• **Goal of the exercise**: Find "What's the underlying" in the material below, then copy that line and every subsequent line to the end, exactly.

• **Data supplied**:
+--
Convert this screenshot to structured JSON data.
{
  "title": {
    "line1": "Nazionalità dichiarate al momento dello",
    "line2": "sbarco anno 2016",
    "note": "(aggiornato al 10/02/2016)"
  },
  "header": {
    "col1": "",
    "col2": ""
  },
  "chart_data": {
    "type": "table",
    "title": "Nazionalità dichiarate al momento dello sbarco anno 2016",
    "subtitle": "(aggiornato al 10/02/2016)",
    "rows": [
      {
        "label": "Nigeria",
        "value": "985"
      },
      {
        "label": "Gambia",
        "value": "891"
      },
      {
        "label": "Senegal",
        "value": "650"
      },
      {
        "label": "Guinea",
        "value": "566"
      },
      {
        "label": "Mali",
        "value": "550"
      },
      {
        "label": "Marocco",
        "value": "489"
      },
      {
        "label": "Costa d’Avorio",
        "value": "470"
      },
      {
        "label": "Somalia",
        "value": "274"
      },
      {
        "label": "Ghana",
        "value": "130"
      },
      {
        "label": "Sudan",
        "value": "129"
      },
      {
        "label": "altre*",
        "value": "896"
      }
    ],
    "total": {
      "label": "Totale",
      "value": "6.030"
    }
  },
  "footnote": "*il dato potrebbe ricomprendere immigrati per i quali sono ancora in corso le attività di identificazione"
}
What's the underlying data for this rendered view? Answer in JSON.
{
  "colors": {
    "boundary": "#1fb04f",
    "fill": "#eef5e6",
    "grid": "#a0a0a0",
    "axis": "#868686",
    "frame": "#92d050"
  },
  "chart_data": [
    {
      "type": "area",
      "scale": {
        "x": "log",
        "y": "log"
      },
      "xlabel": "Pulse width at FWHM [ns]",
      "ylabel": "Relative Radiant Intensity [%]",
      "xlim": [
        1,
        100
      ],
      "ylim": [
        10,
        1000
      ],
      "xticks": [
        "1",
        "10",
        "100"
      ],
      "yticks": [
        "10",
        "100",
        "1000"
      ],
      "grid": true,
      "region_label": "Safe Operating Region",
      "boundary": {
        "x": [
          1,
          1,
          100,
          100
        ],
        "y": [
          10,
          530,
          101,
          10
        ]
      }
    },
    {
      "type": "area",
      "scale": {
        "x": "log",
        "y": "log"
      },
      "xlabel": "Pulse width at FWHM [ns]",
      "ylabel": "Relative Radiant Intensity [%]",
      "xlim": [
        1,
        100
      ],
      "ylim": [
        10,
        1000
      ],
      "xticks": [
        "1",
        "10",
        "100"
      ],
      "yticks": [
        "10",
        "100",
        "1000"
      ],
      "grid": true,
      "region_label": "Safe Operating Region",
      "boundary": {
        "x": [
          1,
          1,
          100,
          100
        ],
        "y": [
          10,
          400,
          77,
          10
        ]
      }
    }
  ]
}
+--
• **Written answer**:
What's the underlying data for this rendered view? Answer in JSON.
{
  "colors": {
    "boundary": "#1fb04f",
    "fill": "#eef5e6",
    "grid": "#a0a0a0",
    "axis": "#868686",
    "frame": "#92d050"
  },
  "chart_data": [
    {
      "type": "area",
      "scale": {
        "x": "log",
        "y": "log"
      },
      "xlabel": "Pulse width at FWHM [ns]",
      "ylabel": "Relative Radiant Intensity [%]",
      "xlim": [
        1,
        100
      ],
      "ylim": [
        10,
        1000
      ],
      "xticks": [
        "1",
        "10",
        "100"
      ],
      "yticks": [
        "10",
        "100",
        "1000"
      ],
      "grid": true,
      "region_label": "Safe Operating Region",
      "boundary": {
        "x": [
          1,
          1,
          100,
          100
        ],
        "y": [
          10,
          530,
          101,
          10
        ]
      }
    },
    {
      "type": "area",
      "scale": {
        "x": "log",
        "y": "log"
      },
      "xlabel": "Pulse width at FWHM [ns]",
      "ylabel": "Relative Radiant Intensity [%]",
      "xlim": [
        1,
        100
      ],
      "ylim": [
        10,
        1000
      ],
      "xticks": [
        "1",
        "10",
        "100"
      ],
      "yticks": [
        "10",
        "100",
        "1000"
      ],
      "grid": true,
      "region_label": "Safe Operating Region",
      "boundary": {
        "x": [
          1,
          1,
          100,
          100
        ],
        "y": [
          10,
          400,
          77,
          10
        ]
      }
    }
  ]
}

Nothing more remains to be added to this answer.